** YOUR TASK **
Return each line of the records with nothing changed, pictures excepted.

** MATERIAL SUPPLIED **
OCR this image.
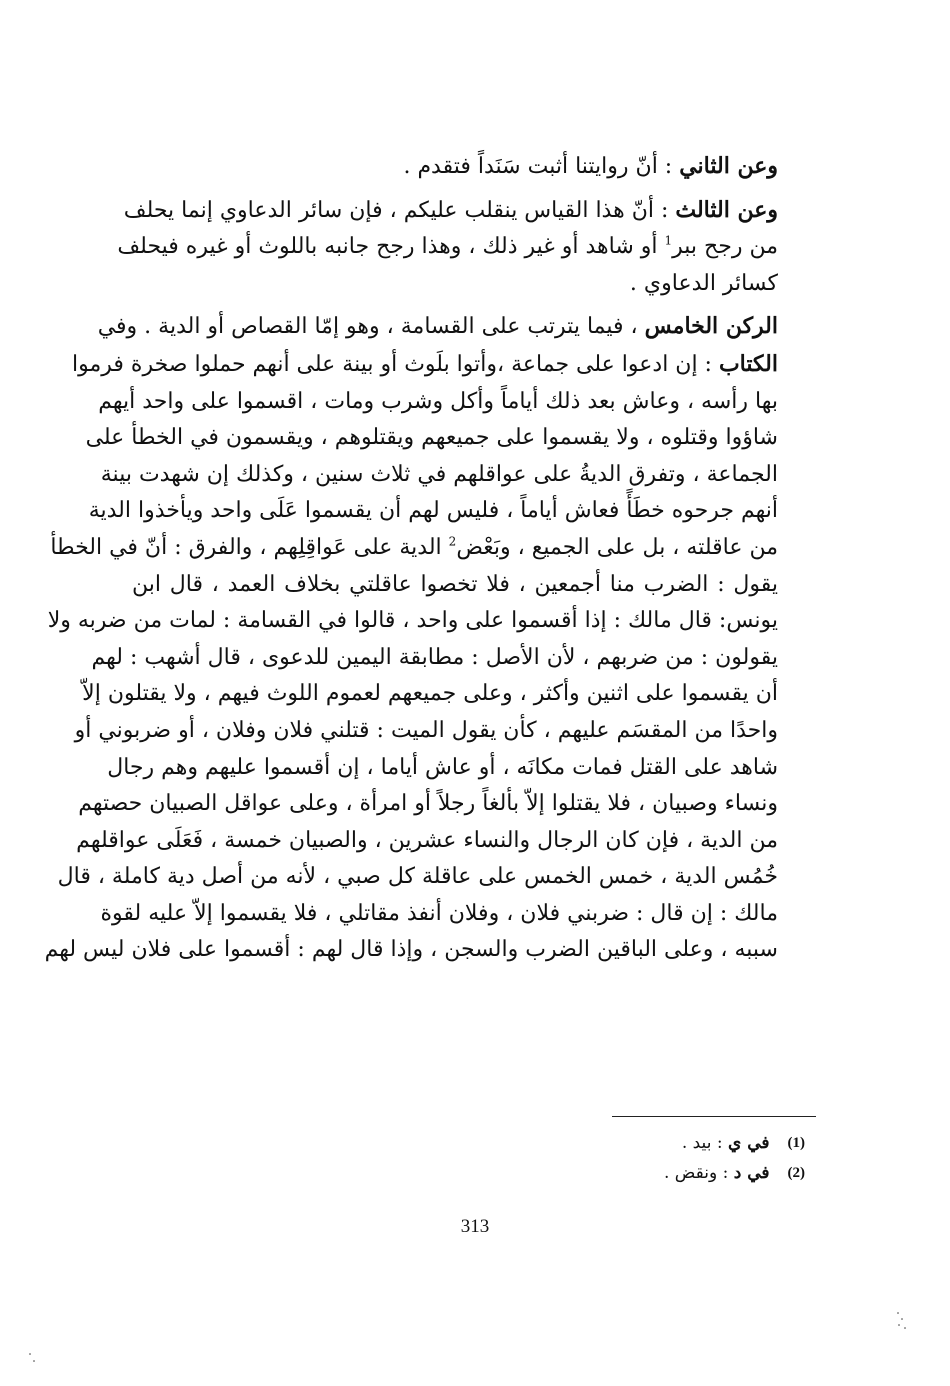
وعن الثاني : أنّ روايتنا أثبت سَنَداً فتقدم .

وعن الثالث : أنّ هذا القياس ينقلب عليكم ، فإن سائر الدعاوي إنما يحلف
من رجح ببر$^1$ أو شاهد أو غير ذلك ، وهذا رجح جانبه باللوث أو غيره فيحلف
كسائر الدعاوي .

الركن الخامس ، فيما يترتب على القسامة ، وهو إمّا القصاص أو الدية . وفي
الكتاب : إن ادعوا على جماعة ،وأتوا بلَوث أو بينة على أنهم حملوا صخرة فرموا
بها رأسه ، وعاش بعد ذلك أياماً وأكل وشرب ومات ، اقسموا على واحد أيهم
شاؤوا وقتلوه ، ولا يقسموا على جميعهم ويقتلوهم ، ويقسمون في الخطأ على
الجماعة ، وتفرق الديةُ على عواقلهم في ثلاث سنين ، وكذلك إن شهدت بينة
أنهم جرحوه خطَأً فعاش أياماً ، فليس لهم أن يقسموا عَلَى واحد ويأخذوا الدية
من عاقلته ، بل على الجميع ، وبَعْض$^2$ الدية على عَواقِلِهم ، والفرق : أنّ في الخطأ
يقول : الضرب منا أجمعين ، فلا تخصوا عاقلتي بخلاف العمد ، قال ابن
يونس: قال مالك : إذا أقسموا على واحد ، قالوا في القسامة : لمات من ضربه ولا
يقولون : من ضربهم ، لأن الأصل : مطابقة اليمين للدعوى ، قال أشهب : لهم
أن يقسموا على اثنين وأكثر ، وعلى جميعهم لعموم اللوث فيهم ، ولا يقتلون إلاّ
واحدًا من المقسَم عليهم ، كأن يقول الميت : قتلني فلان وفلان ، أو ضربوني أو
شاهد على القتل فمات مكانَه ، أو عاش أياما ، إن أقسموا عليهم وهم رجال
ونساء وصبيان ، فلا يقتلوا إلاّ بألغاً رجلاً أو امرأة ، وعلى عواقل الصبيان حصتهم
من الدية ، فإن كان الرجال والنساء عشرين ، والصبيان خمسة ، فَعَلَى عواقلهم
خُمُس الدية ، خمس الخمس على عاقلة كل صبي ، لأنه من أصل دية كاملة ، قال
مالك : إن قال : ضربني فلان ، وفلان أنفذ مقاتلي ، فلا يقسموا إلاّ عليه لقوة
سببه ، وعلى الباقين الضرب والسجن ، وإذا قال لهم : أقسموا على فلان ليس لهم

(1)
في ي : بيد .
(2)
في د : ونقض .
313
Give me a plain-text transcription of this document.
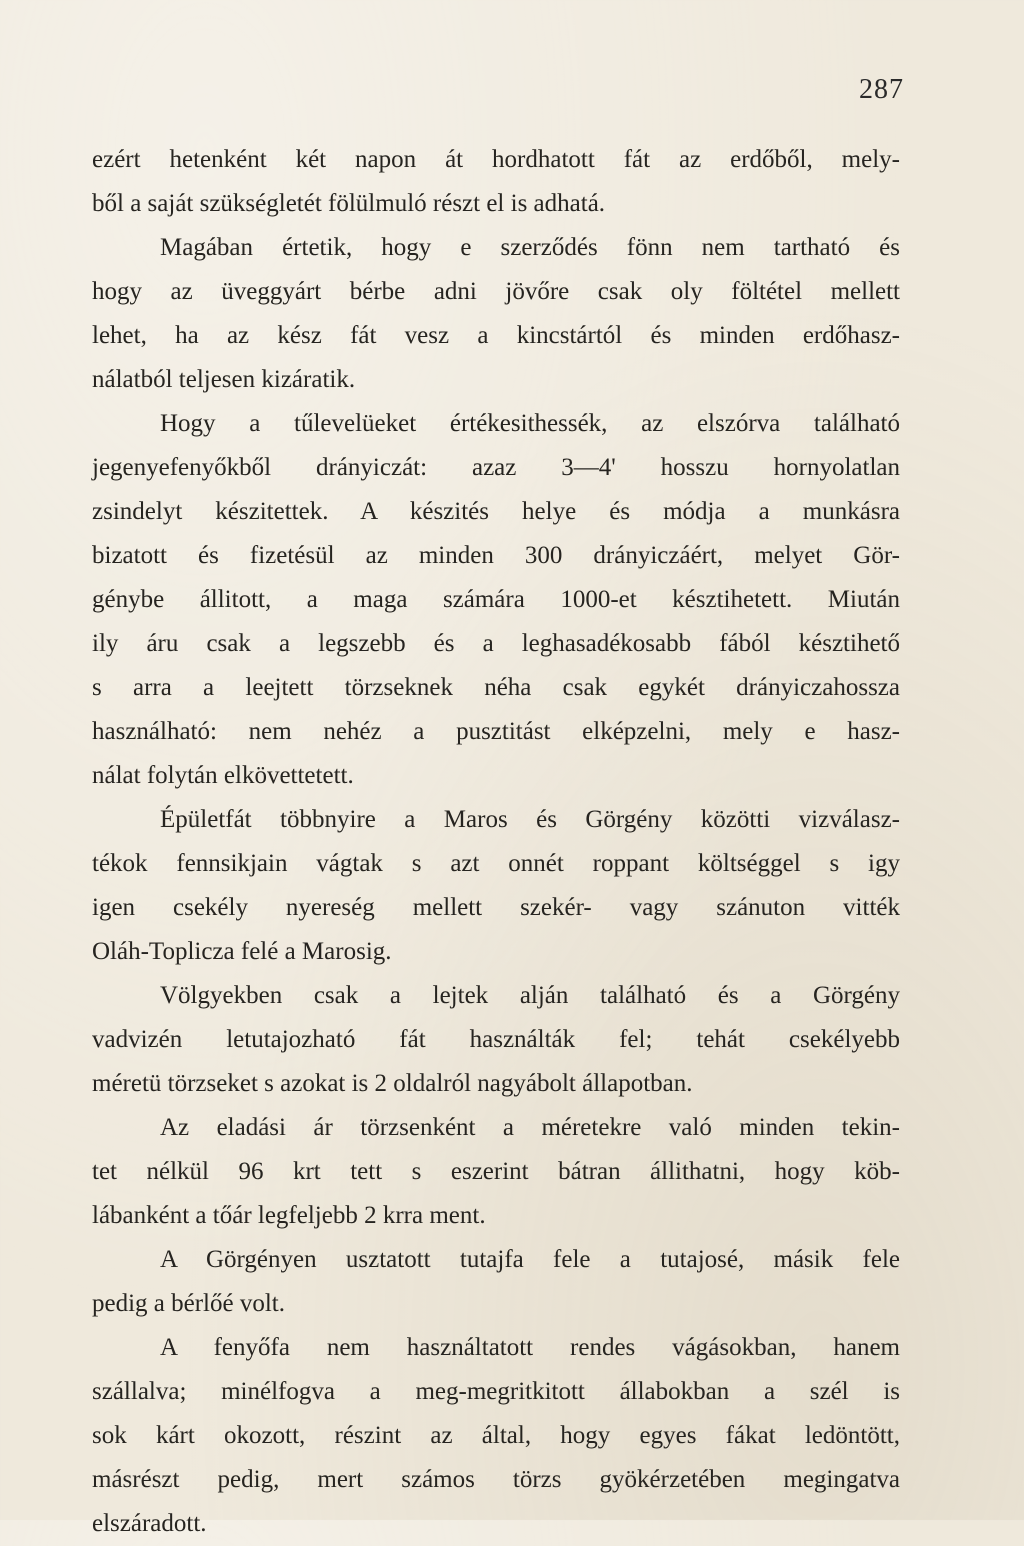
287
ezért hetenként két napon át hordhatott fát az erdőből, mely-
ből a saját szükségletét fölülmuló részt el is adhatá.
Magában értetik, hogy e szerződés fönn nem tartható és
hogy az üveggyárt bérbe adni jövőre csak oly föltétel mellett
lehet, ha az kész fát vesz a kincstártól és minden erdőhasz-
nálatból teljesen kizáratik.
Hogy a tűlevelüeket értékesithessék, az elszórva található
jegenyefenyőkből drányiczát: azaz 3—4' hosszu hornyolatlan
zsindelyt készitettek. A készités helye és módja a munkásra
bizatott és fizetésül az minden 300 drányiczáért, melyet Gör-
génybe állitott, a maga számára 1000-et késztihetett. Miután
ily áru csak a legszebb és a leghasadékosabb fából késztihető
s arra a leejtett törzseknek néha csak egykét drányiczahossza
használható: nem nehéz a pusztitást elképzelni, mely e hasz-
nálat folytán elkövettetett.
Épületfát többnyire a Maros és Görgény közötti vizválasz-
tékok fennsikjain vágtak s azt onnét roppant költséggel s igy
igen csekély nyereség mellett szekér- vagy szánuton vitték
Oláh-Toplicza felé a Marosig.
Völgyekben csak a lejtek alján található és a Görgény
vadvizén letutajozható fát használták fel; tehát csekélyebb
méretü törzseket s azokat is 2 oldalról nagyábolt állapotban.
Az eladási ár törzsenként a méretekre való minden tekin-
tet nélkül 96 krt tett s eszerint bátran állithatni, hogy köb-
lábanként a tőár legfeljebb 2 krra ment.
A Görgényen usztatott tutajfa fele a tutajosé, másik fele
pedig a bérlőé volt.
A fenyőfa nem használtatott rendes vágásokban, hanem
szállalva; minélfogva a meg-megritkitott állabokban a szél is
sok kárt okozott, részint az által, hogy egyes fákat ledöntött,
másrészt pedig, mert számos törzs gyökérzetében megingatva
elszáradott.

** TASK RESPONSE **
OCR this image.
وعن الثاني : أنّ روايتنا أثبت سَنَداً فتقدم .

وعن الثالث : أنّ هذا القياس ينقلب عليكم ، فإن سائر الدعاوي إنما يحلف
من رجح ببر$^1$ أو شاهد أو غير ذلك ، وهذا رجح جانبه باللوث أو غيره فيحلف
كسائر الدعاوي .

الركن الخامس ، فيما يترتب على القسامة ، وهو إمّا القصاص أو الدية . وفي
الكتاب : إن ادعوا على جماعة ،وأتوا بلَوث أو بينة على أنهم حملوا صخرة فرموا
بها رأسه ، وعاش بعد ذلك أياماً وأكل وشرب ومات ، اقسموا على واحد أيهم
شاؤوا وقتلوه ، ولا يقسموا على جميعهم ويقتلوهم ، ويقسمون في الخطأ على
الجماعة ، وتفرق الديةُ على عواقلهم في ثلاث سنين ، وكذلك إن شهدت بينة
أنهم جرحوه خطَأً فعاش أياماً ، فليس لهم أن يقسموا عَلَى واحد ويأخذوا الدية
من عاقلته ، بل على الجميع ، وبَعْض$^2$ الدية على عَواقِلِهم ، والفرق : أنّ في الخطأ
يقول : الضرب منا أجمعين ، فلا تخصوا عاقلتي بخلاف العمد ، قال ابن
يونس: قال مالك : إذا أقسموا على واحد ، قالوا في القسامة : لمات من ضربه ولا
يقولون : من ضربهم ، لأن الأصل : مطابقة اليمين للدعوى ، قال أشهب : لهم
أن يقسموا على اثنين وأكثر ، وعلى جميعهم لعموم اللوث فيهم ، ولا يقتلون إلاّ
واحدًا من المقسَم عليهم ، كأن يقول الميت : قتلني فلان وفلان ، أو ضربوني أو
شاهد على القتل فمات مكانَه ، أو عاش أياما ، إن أقسموا عليهم وهم رجال
ونساء وصبيان ، فلا يقتلوا إلاّ بألغاً رجلاً أو امرأة ، وعلى عواقل الصبيان حصتهم
من الدية ، فإن كان الرجال والنساء عشرين ، والصبيان خمسة ، فَعَلَى عواقلهم
خُمُس الدية ، خمس الخمس على عاقلة كل صبي ، لأنه من أصل دية كاملة ، قال
مالك : إن قال : ضربني فلان ، وفلان أنفذ مقاتلي ، فلا يقسموا إلاّ عليه لقوة
سببه ، وعلى الباقين الضرب والسجن ، وإذا قال لهم : أقسموا على فلان ليس لهم

(1)
في ي : بيد .
(2)
في د : ونقض .
313
Give me a plain-text transcription of this document.
287
ezért hetenként két napon át hordhatott fát az erdőből, mely-
ből a saját szükségletét fölülmuló részt el is adhatá.
Magában értetik, hogy e szerződés fönn nem tartható és
hogy az üveggyárt bérbe adni jövőre csak oly föltétel mellett
lehet, ha az kész fát vesz a kincstártól és minden erdőhasz-
nálatból teljesen kizáratik.
Hogy a tűlevelüeket értékesithessék, az elszórva található
jegenyefenyőkből drányiczát: azaz 3—4' hosszu hornyolatlan
zsindelyt készitettek. A készités helye és módja a munkásra
bizatott és fizetésül az minden 300 drányiczáért, melyet Gör-
génybe állitott, a maga számára 1000-et késztihetett. Miután
ily áru csak a legszebb és a leghasadékosabb fából késztihető
s arra a leejtett törzseknek néha csak egykét drányiczahossza
használható: nem nehéz a pusztitást elképzelni, mely e hasz-
nálat folytán elkövettetett.
Épületfát többnyire a Maros és Görgény közötti vizválasz-
tékok fennsikjain vágtak s azt onnét roppant költséggel s igy
igen csekély nyereség mellett szekér- vagy szánuton vitték
Oláh-Toplicza felé a Marosig.
Völgyekben csak a lejtek alján található és a Görgény
vadvizén letutajozható fát használták fel; tehát csekélyebb
méretü törzseket s azokat is 2 oldalról nagyábolt állapotban.
Az eladási ár törzsenként a méretekre való minden tekin-
tet nélkül 96 krt tett s eszerint bátran állithatni, hogy köb-
lábanként a tőár legfeljebb 2 krra ment.
A Görgényen usztatott tutajfa fele a tutajosé, másik fele
pedig a bérlőé volt.
A fenyőfa nem használtatott rendes vágásokban, hanem
szállalva; minélfogva a meg-megritkitott állabokban a szél is
sok kárt okozott, részint az által, hogy egyes fákat ledöntött,
másrészt pedig, mert számos törzs gyökérzetében megingatva
elszáradott.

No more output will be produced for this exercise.